Prompt
Copy out all the entries exactly.

# # # # #

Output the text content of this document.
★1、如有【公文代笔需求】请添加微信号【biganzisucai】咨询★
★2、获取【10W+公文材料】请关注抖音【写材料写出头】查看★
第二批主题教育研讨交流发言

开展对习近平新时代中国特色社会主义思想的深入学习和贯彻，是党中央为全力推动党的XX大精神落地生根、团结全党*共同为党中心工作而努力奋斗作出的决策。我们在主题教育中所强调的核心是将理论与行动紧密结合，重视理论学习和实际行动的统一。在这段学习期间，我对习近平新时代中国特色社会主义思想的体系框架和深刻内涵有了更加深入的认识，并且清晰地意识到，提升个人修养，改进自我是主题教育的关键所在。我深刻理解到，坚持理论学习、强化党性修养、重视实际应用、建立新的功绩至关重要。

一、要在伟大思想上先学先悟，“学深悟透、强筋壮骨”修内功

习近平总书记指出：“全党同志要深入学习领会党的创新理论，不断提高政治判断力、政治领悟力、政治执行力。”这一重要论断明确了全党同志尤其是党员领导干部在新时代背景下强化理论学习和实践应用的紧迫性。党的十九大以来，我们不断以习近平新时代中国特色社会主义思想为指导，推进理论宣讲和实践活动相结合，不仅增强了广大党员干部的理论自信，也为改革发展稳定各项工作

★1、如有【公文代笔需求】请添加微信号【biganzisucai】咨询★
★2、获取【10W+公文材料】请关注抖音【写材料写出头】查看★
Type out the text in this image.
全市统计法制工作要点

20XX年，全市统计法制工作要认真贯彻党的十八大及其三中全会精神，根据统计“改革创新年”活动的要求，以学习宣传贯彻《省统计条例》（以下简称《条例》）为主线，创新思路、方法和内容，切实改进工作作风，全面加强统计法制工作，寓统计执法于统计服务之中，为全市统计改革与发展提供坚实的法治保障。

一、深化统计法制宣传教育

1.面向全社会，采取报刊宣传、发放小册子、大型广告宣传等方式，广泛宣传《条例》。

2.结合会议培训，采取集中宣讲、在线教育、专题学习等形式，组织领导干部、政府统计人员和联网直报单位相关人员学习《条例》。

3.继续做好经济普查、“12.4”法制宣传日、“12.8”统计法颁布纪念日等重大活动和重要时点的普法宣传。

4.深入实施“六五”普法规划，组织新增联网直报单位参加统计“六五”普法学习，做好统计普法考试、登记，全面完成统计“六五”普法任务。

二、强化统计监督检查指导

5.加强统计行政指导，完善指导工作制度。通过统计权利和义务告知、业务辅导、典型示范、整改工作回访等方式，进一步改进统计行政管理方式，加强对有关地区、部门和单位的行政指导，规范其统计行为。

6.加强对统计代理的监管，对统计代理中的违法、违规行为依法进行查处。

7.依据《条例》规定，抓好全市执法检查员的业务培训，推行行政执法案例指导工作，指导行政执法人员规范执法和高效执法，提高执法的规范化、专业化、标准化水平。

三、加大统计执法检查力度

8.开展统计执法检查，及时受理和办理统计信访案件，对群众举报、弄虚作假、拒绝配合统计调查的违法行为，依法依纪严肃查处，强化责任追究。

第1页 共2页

# # # # #

Final result
Output the text content of this document.
★1、如有【公文代笔需求】请添加微信号【biganzisucai】咨询★
★2、获取【10W+公文材料】请关注抖音【写材料写出头】查看★
第二批主题教育研讨交流发言

开展对习近平新时代中国特色社会主义思想的深入学习和贯彻，是党中央为全力推动党的XX大精神落地生根、团结全党*共同为党中心工作而努力奋斗作出的决策。我们在主题教育中所强调的核心是将理论与行动紧密结合，重视理论学习和实际行动的统一。在这段学习期间，我对习近平新时代中国特色社会主义思想的体系框架和深刻内涵有了更加深入的认识，并且清晰地意识到，提升个人修养，改进自我是主题教育的关键所在。我深刻理解到，坚持理论学习、强化党性修养、重视实际应用、建立新的功绩至关重要。

一、要在伟大思想上先学先悟，“学深悟透、强筋壮骨”修内功

习近平总书记指出：“全党同志要深入学习领会党的创新理论，不断提高政治判断力、政治领悟力、政治执行力。”这一重要论断明确了全党同志尤其是党员领导干部在新时代背景下强化理论学习和实践应用的紧迫性。党的十九大以来，我们不断以习近平新时代中国特色社会主义思想为指导，推进理论宣讲和实践活动相结合，不仅增强了广大党员干部的理论自信，也为改革发展稳定各项工作

★1、如有【公文代笔需求】请添加微信号【biganzisucai】咨询★
★2、获取【10W+公文材料】请关注抖音【写材料写出头】查看★
Type out the text in this image.
全市统计法制工作要点

20XX年，全市统计法制工作要认真贯彻党的十八大及其三中全会精神，根据统计“改革创新年”活动的要求，以学习宣传贯彻《省统计条例》（以下简称《条例》）为主线，创新思路、方法和内容，切实改进工作作风，全面加强统计法制工作，寓统计执法于统计服务之中，为全市统计改革与发展提供坚实的法治保障。

一、深化统计法制宣传教育

1.面向全社会，采取报刊宣传、发放小册子、大型广告宣传等方式，广泛宣传《条例》。

2.结合会议培训，采取集中宣讲、在线教育、专题学习等形式，组织领导干部、政府统计人员和联网直报单位相关人员学习《条例》。

3.继续做好经济普查、“12.4”法制宣传日、“12.8”统计法颁布纪念日等重大活动和重要时点的普法宣传。

4.深入实施“六五”普法规划，组织新增联网直报单位参加统计“六五”普法学习，做好统计普法考试、登记，全面完成统计“六五”普法任务。

二、强化统计监督检查指导

5.加强统计行政指导，完善指导工作制度。通过统计权利和义务告知、业务辅导、典型示范、整改工作回访等方式，进一步改进统计行政管理方式，加强对有关地区、部门和单位的行政指导，规范其统计行为。

6.加强对统计代理的监管，对统计代理中的违法、违规行为依法进行查处。

7.依据《条例》规定，抓好全市执法检查员的业务培训，推行行政执法案例指导工作，指导行政执法人员规范执法和高效执法，提高执法的规范化、专业化、标准化水平。

三、加大统计执法检查力度

8.开展统计执法检查，及时受理和办理统计信访案件，对群众举报、弄虚作假、拒绝配合统计调查的违法行为，依法依纪严肃查处，强化责任追究。

第1页 共2页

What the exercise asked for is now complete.